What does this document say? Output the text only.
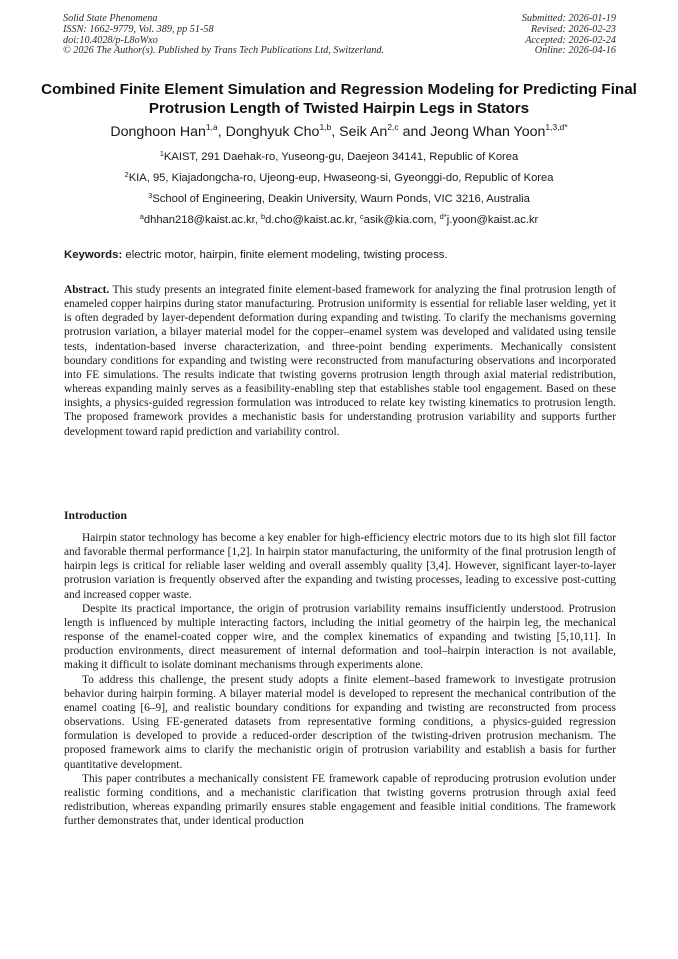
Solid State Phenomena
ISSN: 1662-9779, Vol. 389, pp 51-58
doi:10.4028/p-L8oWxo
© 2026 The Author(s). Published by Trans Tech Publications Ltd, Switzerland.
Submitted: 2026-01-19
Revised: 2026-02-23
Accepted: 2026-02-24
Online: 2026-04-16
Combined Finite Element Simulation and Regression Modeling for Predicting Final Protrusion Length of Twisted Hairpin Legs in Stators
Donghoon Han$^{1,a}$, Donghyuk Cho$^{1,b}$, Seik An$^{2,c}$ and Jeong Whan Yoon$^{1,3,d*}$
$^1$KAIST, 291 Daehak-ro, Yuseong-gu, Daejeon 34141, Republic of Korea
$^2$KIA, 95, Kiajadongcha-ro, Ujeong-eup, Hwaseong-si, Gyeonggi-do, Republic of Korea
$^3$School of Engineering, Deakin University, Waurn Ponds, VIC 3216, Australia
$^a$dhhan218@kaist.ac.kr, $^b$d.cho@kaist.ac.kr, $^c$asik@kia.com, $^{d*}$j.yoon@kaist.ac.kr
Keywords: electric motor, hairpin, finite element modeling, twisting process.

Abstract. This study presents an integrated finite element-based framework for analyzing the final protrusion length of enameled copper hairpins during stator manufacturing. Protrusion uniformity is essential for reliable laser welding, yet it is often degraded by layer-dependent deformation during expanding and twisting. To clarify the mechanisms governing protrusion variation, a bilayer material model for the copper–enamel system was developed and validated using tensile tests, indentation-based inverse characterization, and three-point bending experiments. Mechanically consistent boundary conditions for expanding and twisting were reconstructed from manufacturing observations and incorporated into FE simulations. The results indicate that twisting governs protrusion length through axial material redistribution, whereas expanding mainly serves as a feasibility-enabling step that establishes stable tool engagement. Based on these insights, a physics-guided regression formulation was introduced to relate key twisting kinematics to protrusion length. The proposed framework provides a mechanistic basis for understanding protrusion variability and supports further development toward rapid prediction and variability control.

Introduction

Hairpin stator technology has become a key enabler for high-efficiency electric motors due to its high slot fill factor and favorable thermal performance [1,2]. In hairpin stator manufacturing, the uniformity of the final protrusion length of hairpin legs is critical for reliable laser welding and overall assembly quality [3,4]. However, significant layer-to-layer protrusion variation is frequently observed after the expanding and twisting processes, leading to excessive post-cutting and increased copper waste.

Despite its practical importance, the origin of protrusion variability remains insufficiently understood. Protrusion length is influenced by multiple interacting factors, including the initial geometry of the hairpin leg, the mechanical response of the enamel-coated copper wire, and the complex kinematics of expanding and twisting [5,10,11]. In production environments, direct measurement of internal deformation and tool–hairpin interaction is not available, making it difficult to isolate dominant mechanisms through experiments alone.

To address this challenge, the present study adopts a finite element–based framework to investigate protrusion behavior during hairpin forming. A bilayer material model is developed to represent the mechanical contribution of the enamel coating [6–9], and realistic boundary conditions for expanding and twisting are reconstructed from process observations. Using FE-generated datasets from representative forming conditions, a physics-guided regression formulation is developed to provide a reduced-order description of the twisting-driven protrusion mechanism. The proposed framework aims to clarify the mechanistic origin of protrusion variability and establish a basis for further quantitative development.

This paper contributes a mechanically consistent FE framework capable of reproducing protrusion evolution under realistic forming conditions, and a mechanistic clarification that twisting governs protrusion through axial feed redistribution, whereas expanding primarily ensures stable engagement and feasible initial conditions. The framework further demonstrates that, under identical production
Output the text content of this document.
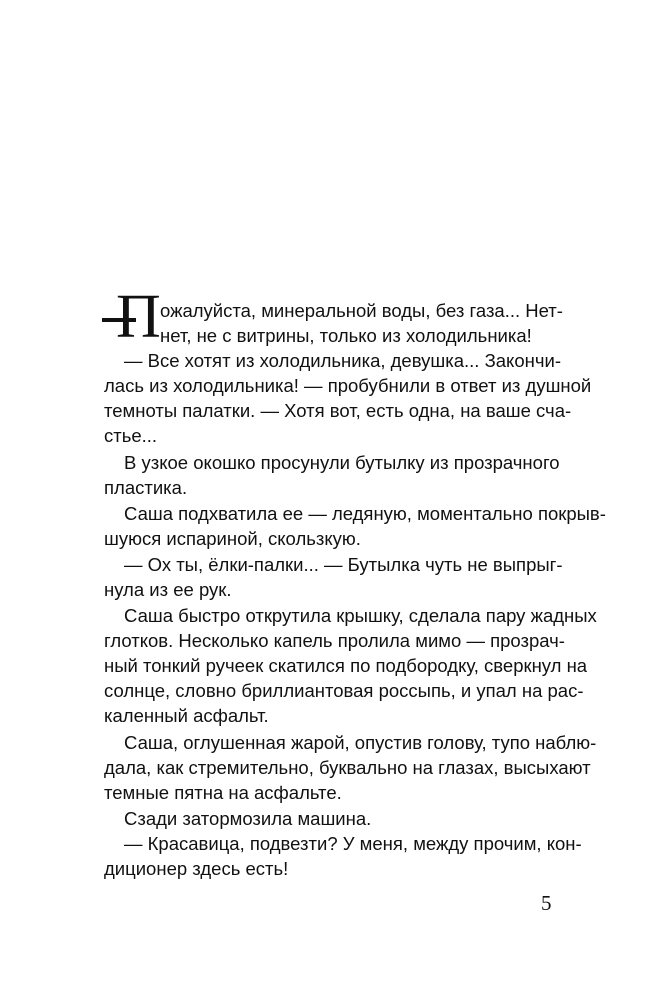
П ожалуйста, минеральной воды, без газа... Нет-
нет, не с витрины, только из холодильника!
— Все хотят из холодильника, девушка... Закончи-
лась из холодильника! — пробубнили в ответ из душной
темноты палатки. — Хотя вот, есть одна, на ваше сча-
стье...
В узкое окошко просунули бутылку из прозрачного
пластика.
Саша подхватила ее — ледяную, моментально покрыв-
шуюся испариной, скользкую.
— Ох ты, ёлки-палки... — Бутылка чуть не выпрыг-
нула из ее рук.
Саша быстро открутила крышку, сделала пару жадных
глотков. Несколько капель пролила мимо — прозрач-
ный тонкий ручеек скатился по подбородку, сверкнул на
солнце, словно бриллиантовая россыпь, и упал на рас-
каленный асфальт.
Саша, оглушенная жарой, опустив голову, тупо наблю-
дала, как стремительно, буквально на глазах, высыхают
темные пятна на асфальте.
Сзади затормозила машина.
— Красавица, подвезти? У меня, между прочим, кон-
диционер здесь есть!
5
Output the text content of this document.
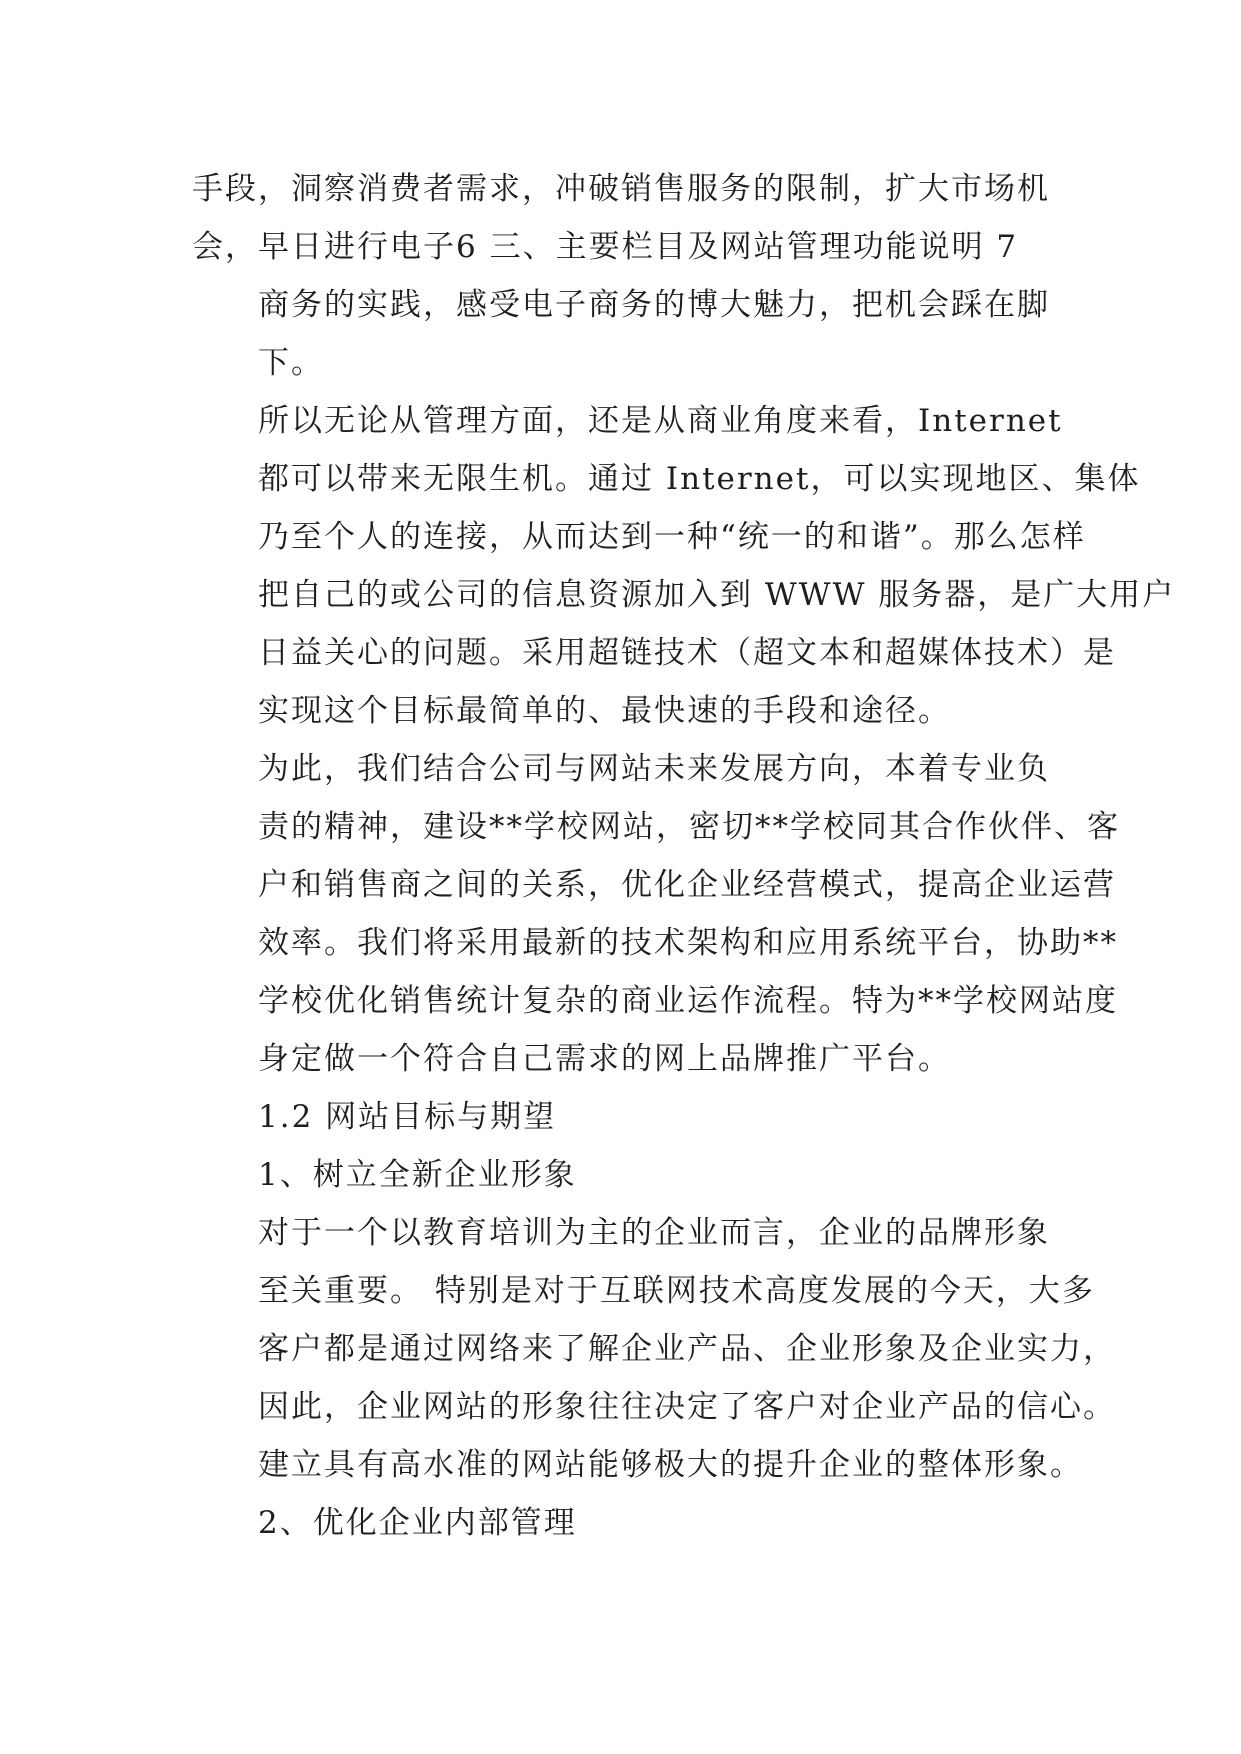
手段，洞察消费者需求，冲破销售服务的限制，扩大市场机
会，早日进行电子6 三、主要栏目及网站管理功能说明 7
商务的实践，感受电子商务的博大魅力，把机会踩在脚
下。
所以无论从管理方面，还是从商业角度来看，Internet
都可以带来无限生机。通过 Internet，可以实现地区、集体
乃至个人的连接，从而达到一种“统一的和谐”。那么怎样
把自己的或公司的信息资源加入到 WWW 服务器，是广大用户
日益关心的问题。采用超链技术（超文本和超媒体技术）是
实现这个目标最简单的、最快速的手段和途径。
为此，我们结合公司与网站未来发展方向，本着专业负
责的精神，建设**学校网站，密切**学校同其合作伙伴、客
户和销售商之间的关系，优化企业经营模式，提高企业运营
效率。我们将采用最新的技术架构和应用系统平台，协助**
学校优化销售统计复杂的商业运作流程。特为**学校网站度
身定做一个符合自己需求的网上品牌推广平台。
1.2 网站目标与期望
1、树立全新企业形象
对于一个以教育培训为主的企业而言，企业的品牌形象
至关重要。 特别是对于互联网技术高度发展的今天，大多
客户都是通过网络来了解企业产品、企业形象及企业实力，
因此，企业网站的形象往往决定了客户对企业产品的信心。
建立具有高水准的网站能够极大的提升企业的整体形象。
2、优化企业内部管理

*****

#### Aim
Extract each line from the listing that holds the word "есть".

#### Task answer
темноты палатки. — Хотя вот, есть одна, на ваше сча-
диционер здесь есть!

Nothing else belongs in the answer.